#### Data shown

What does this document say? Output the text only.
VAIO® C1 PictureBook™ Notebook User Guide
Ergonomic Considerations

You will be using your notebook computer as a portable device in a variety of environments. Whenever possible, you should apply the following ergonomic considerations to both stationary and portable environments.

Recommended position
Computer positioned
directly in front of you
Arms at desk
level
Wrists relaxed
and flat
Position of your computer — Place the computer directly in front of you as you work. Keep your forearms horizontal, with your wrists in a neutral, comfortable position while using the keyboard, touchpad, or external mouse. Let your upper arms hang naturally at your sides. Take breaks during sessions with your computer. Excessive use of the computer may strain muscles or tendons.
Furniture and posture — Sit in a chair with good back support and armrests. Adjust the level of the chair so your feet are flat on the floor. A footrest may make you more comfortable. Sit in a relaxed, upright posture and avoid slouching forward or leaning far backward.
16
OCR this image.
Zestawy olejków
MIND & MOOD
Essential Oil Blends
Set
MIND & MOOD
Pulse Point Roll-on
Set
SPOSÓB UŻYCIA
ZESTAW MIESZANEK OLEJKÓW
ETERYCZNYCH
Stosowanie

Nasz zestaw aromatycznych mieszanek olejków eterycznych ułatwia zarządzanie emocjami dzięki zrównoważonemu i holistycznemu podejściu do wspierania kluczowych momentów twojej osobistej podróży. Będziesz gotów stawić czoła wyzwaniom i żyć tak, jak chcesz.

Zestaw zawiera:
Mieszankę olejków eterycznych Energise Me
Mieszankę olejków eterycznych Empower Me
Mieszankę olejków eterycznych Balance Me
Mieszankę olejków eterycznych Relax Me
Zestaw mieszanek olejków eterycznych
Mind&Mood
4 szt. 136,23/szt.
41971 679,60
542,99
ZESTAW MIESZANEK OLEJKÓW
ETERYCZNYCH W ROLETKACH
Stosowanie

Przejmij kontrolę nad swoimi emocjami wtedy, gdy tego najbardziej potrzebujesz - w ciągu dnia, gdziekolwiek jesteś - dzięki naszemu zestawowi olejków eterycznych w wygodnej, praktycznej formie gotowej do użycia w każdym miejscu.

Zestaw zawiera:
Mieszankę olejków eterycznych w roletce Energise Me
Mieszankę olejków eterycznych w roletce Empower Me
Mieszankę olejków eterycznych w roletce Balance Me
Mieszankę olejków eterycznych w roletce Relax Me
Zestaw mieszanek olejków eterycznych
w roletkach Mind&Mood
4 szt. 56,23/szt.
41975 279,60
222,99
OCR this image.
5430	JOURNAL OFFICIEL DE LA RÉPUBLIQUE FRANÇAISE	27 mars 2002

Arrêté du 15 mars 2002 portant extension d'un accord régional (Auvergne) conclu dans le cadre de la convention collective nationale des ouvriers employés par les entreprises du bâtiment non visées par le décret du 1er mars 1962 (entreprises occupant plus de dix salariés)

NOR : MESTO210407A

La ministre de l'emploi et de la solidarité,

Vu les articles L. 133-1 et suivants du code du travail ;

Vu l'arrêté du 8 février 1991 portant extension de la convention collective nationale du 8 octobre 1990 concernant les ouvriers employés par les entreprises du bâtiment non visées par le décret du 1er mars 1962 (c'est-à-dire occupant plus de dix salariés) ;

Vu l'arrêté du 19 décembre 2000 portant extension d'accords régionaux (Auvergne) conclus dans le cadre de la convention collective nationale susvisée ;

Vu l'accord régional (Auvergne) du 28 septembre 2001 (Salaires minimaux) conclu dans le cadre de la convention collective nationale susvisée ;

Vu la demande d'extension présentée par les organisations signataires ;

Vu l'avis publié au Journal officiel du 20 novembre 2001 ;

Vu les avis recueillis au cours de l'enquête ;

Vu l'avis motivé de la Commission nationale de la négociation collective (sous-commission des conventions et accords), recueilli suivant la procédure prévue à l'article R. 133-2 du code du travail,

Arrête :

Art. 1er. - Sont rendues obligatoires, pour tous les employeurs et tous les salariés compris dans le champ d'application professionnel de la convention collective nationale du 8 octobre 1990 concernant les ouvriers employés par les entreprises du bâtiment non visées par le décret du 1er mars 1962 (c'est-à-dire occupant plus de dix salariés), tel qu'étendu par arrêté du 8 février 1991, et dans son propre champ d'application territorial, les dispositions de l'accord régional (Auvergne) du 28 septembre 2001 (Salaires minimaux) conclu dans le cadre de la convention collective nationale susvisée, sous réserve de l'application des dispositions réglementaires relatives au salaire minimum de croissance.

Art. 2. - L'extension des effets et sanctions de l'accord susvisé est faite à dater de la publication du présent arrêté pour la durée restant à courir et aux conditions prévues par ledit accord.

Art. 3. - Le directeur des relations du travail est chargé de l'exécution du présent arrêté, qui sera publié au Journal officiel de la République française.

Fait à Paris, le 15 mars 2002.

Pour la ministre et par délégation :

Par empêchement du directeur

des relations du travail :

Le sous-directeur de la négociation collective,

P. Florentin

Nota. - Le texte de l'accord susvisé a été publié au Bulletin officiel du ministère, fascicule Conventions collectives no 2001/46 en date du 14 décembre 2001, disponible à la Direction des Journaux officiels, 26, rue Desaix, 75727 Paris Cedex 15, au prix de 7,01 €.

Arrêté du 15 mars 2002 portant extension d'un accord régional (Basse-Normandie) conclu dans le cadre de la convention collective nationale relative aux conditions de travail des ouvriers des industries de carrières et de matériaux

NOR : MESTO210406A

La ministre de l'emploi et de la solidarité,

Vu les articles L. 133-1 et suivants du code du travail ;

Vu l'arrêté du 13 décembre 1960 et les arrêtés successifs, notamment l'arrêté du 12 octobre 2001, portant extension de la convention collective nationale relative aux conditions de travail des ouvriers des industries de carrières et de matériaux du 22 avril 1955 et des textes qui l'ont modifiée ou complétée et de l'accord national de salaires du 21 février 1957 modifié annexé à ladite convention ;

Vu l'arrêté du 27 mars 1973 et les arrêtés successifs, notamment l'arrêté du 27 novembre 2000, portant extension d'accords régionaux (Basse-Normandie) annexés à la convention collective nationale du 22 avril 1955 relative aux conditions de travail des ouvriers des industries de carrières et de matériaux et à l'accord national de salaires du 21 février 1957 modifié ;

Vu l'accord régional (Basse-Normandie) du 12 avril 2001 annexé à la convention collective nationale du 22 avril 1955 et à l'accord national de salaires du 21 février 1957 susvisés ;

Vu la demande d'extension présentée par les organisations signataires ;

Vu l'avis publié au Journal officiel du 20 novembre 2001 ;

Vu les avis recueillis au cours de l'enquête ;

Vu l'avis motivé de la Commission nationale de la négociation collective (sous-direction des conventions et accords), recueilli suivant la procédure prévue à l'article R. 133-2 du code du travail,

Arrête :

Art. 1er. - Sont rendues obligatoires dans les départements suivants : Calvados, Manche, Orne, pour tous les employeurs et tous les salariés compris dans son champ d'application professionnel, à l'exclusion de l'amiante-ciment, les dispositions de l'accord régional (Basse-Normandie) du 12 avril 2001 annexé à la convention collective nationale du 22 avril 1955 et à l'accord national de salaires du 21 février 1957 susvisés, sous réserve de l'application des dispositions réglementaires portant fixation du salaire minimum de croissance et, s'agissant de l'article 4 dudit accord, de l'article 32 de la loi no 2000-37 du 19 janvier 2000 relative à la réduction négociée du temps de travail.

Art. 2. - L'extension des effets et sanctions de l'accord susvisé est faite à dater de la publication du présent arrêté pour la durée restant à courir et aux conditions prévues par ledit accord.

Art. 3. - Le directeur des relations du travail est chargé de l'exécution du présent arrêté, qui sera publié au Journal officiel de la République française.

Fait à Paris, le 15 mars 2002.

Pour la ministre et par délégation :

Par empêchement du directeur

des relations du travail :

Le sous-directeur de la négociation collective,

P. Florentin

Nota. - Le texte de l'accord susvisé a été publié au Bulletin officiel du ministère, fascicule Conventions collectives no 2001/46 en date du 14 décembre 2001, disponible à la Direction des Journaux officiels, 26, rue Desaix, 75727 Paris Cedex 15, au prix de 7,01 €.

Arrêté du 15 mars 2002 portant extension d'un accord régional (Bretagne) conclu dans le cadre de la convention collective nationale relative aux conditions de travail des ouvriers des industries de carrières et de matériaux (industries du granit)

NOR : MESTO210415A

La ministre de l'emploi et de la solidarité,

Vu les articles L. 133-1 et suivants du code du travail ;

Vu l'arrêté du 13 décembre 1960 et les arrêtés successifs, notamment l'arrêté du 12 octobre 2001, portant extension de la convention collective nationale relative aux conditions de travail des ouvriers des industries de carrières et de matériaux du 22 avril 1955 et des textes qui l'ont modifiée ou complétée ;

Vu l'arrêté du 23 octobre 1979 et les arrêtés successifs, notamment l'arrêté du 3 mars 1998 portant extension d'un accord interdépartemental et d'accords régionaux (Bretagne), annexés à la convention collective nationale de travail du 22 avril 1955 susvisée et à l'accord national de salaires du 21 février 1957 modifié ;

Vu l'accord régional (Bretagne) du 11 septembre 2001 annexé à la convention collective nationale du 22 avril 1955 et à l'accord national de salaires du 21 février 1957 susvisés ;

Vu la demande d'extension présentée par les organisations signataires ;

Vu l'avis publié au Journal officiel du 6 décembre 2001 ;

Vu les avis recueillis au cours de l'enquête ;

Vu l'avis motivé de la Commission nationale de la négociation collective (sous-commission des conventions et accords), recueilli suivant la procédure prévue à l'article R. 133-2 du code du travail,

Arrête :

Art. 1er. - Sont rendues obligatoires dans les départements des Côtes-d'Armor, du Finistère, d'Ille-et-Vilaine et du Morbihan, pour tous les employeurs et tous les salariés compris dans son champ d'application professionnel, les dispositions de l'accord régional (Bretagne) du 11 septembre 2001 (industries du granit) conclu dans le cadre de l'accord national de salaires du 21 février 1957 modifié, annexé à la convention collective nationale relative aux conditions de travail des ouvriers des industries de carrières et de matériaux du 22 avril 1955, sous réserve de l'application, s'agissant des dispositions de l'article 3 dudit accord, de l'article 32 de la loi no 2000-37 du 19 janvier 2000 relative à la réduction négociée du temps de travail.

########

● **Short exercise**: Gather each line of the listing that holds the string "négociée".

● **Final result**:
Art. 1er. - Sont rendues obligatoires dans les départements suivants : Calvados, Manche, Orne, pour tous les employeurs et tous les salariés compris dans son champ d'application professionnel, à l'exclusion de l'amiante-ciment, les dispositions de l'accord régional (Basse-Normandie) du 12 avril 2001 annexé à la convention collective nationale du 22 avril 1955 et à l'accord national de salaires du 21 février 1957 susvisés, sous réserve de l'application des dispositions réglementaires portant fixation du salaire minimum de croissance et, s'agissant de l'article 4 dudit accord, de l'article 32 de la loi no 2000-37 du 19 janvier 2000 relative à la réduction négociée du temps de travail.
Art. 1er. - Sont rendues obligatoires dans les départements des Côtes-d'Armor, du Finistère, d'Ille-et-Vilaine et du Morbihan, pour tous les employeurs et tous les salariés compris dans son champ d'application professionnel, les dispositions de l'accord régional (Bretagne) du 11 septembre 2001 (industries du granit) conclu dans le cadre de l'accord national de salaires du 21 février 1957 modifié, annexé à la convention collective nationale relative aux conditions de travail des ouvriers des industries de carrières et de matériaux du 22 avril 1955, sous réserve de l'application, s'agissant des dispositions de l'article 3 dudit accord, de l'article 32 de la loi no 2000-37 du 19 janvier 2000 relative à la réduction négociée du temps de travail.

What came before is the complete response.